▶ **Task instructions**
Your task is to copy each line that has the word "Building".

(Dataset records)
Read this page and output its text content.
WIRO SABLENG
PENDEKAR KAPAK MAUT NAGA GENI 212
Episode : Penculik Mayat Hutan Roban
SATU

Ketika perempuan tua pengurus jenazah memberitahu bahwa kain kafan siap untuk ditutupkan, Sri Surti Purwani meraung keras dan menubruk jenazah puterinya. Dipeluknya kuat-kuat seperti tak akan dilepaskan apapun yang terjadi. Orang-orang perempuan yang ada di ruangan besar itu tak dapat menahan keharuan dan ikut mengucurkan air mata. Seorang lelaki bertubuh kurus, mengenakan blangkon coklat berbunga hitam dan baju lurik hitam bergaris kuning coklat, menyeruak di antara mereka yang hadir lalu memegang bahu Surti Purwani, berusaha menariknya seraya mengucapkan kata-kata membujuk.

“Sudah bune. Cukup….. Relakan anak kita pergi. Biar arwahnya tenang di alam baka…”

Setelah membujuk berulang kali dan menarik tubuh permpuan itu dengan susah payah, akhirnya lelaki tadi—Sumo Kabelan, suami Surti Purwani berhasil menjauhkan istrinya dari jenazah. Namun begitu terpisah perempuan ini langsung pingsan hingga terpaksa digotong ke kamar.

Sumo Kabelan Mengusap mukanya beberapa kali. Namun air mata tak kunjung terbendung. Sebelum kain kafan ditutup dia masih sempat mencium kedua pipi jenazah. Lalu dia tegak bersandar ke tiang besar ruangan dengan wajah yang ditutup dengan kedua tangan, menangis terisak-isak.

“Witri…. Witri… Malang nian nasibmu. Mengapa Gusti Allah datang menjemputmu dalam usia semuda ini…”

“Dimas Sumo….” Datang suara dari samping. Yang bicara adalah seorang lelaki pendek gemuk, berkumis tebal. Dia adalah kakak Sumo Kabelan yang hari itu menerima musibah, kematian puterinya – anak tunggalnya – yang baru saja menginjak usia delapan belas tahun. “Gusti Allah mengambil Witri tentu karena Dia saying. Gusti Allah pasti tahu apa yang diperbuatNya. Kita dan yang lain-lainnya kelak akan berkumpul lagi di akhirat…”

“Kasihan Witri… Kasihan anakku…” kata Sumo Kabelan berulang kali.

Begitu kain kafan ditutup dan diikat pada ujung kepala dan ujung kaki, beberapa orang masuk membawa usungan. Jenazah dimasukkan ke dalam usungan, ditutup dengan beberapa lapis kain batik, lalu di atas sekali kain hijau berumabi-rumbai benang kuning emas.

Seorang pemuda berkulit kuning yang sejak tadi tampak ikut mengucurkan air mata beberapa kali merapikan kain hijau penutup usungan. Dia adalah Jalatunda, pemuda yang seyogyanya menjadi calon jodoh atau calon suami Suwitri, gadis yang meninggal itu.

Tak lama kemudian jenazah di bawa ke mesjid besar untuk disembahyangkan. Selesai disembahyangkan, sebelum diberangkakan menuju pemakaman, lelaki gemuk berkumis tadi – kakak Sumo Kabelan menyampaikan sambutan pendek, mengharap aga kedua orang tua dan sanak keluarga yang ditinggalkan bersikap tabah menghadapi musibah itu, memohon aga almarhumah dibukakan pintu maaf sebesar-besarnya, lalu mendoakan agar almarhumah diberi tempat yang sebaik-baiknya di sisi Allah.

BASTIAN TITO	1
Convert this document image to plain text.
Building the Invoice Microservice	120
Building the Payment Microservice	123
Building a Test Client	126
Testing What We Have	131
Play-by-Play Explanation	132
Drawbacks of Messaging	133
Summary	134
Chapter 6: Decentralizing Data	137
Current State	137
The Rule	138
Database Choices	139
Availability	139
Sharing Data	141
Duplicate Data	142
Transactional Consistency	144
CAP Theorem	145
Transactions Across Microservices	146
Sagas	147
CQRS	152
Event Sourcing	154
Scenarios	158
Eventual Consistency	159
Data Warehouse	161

▶ **Output of the task**
Building the Invoice Microservice	120
Building the Payment Microservice	123
Building a Test Client	126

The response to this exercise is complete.